Stated problem >> Pick out the lines containing "icon".
# start of Data to use
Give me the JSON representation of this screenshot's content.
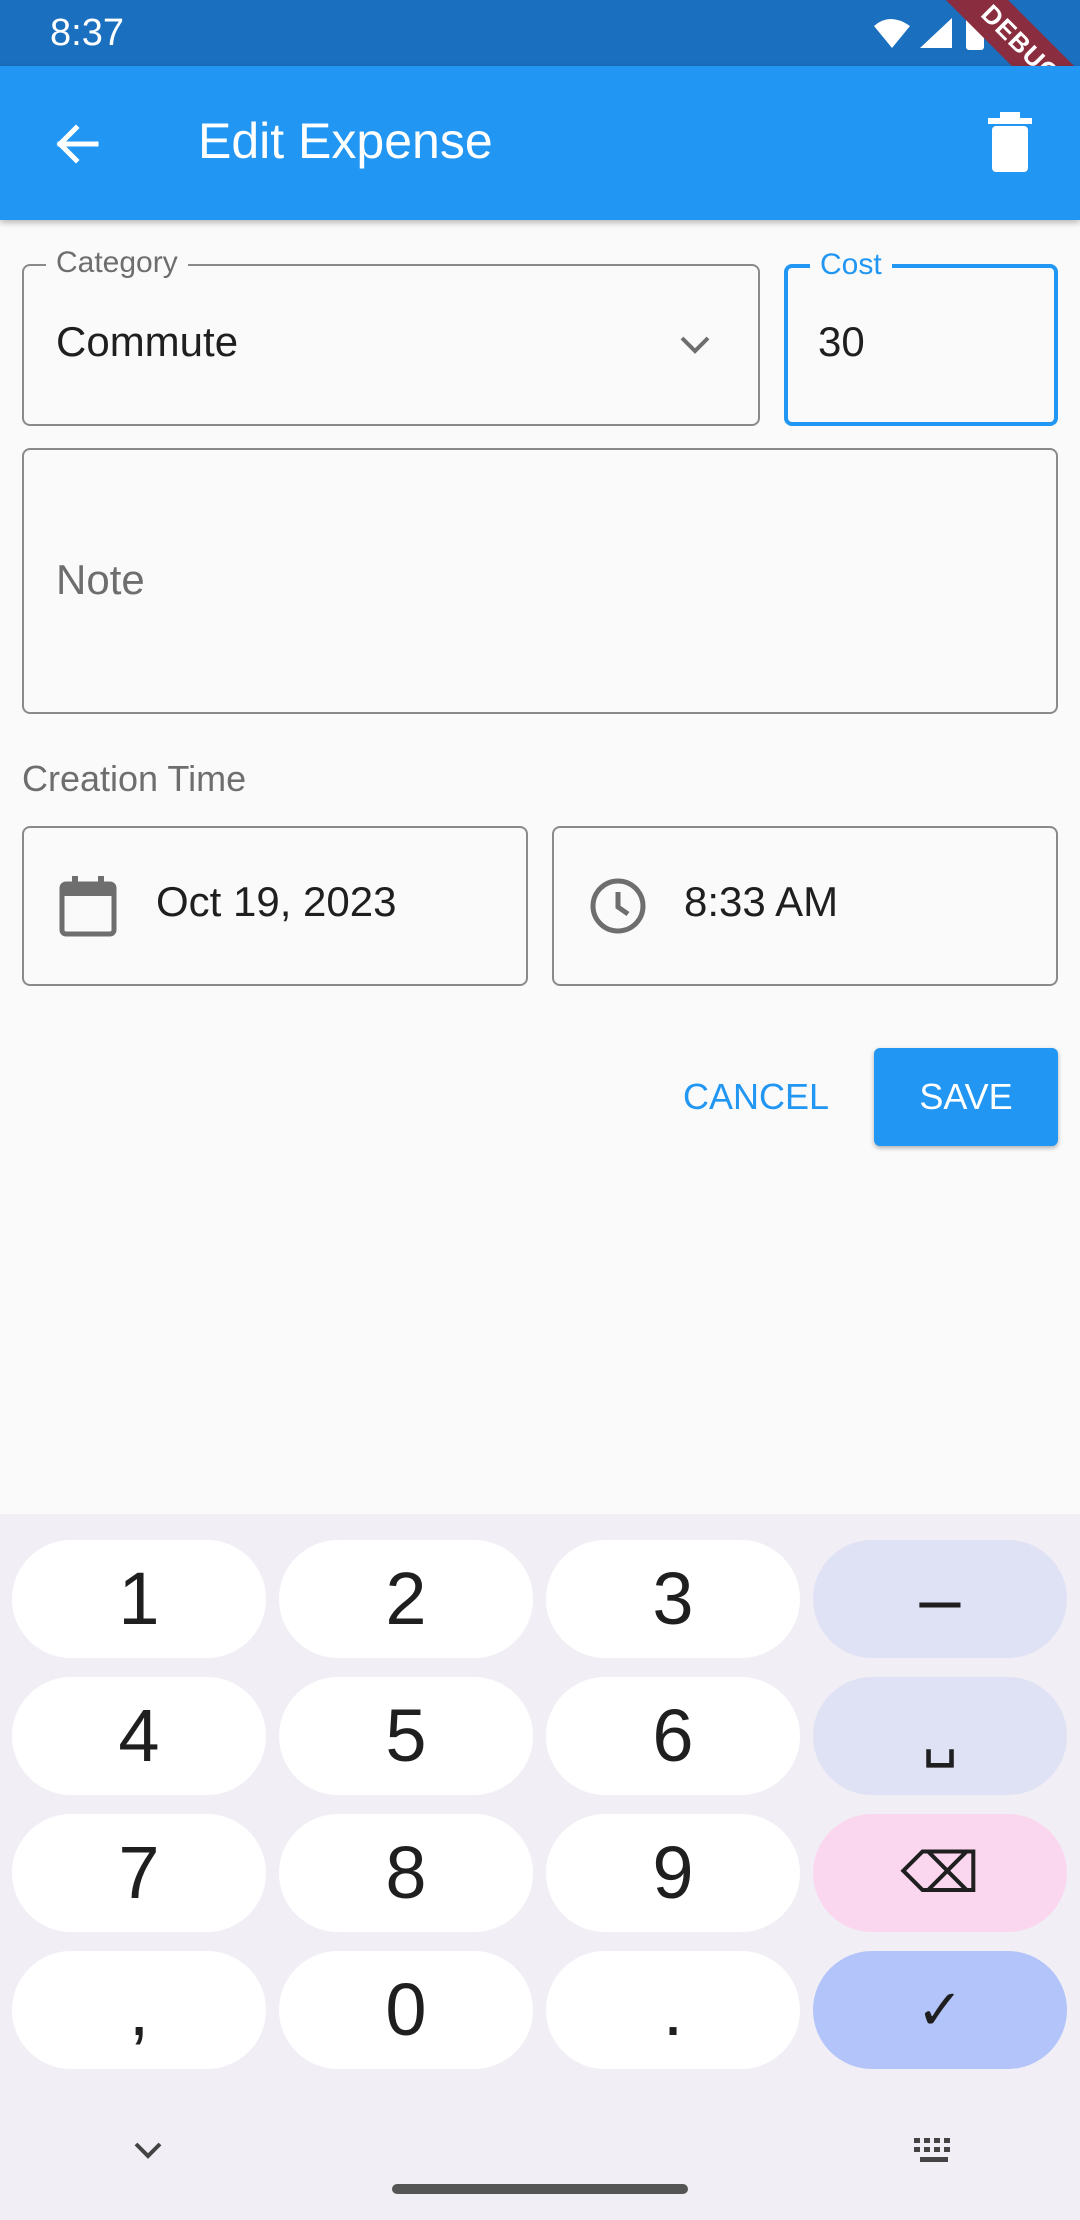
{
  "status_bar": {
    "time": "8:37",
    "debug_label": "DEBUG"
  },
  "app_bar": {
    "title": "Edit Expense",
    "back_icon": "arrow-back-icon",
    "delete_icon": "trash-icon"
  },
  "form": {
    "category": {
      "label": "Category",
      "value": "Commute"
    },
    "cost": {
      "label": "Cost",
      "value": "30"
    },
    "note": {
      "placeholder": "Note",
      "value": ""
    },
    "creation_time": {
      "label": "Creation Time",
      "date": "Oct 19, 2023",
      "time": "8:33 AM"
    }
  },
  "actions": {
    "cancel": "CANCEL",
    "save": "SAVE"
  },
  "keyboard": {
    "keys": [
      "1",
      "2",
      "3",
      "–",
      "4",
      "5",
      "6",
      "␣",
      "7",
      "8",
      "9",
      "⌫",
      ",",
      "0",
      ".",
      "✓"
    ]
  },
  "colors": {
    "primary": "#2196f3",
    "status_bar": "#1a6fbe",
    "debug": "#8a2d3e"
  }
}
# end of Data to use
Worked answer >>
    "back_icon": "arrow-back-icon",
    "delete_icon": "trash-icon"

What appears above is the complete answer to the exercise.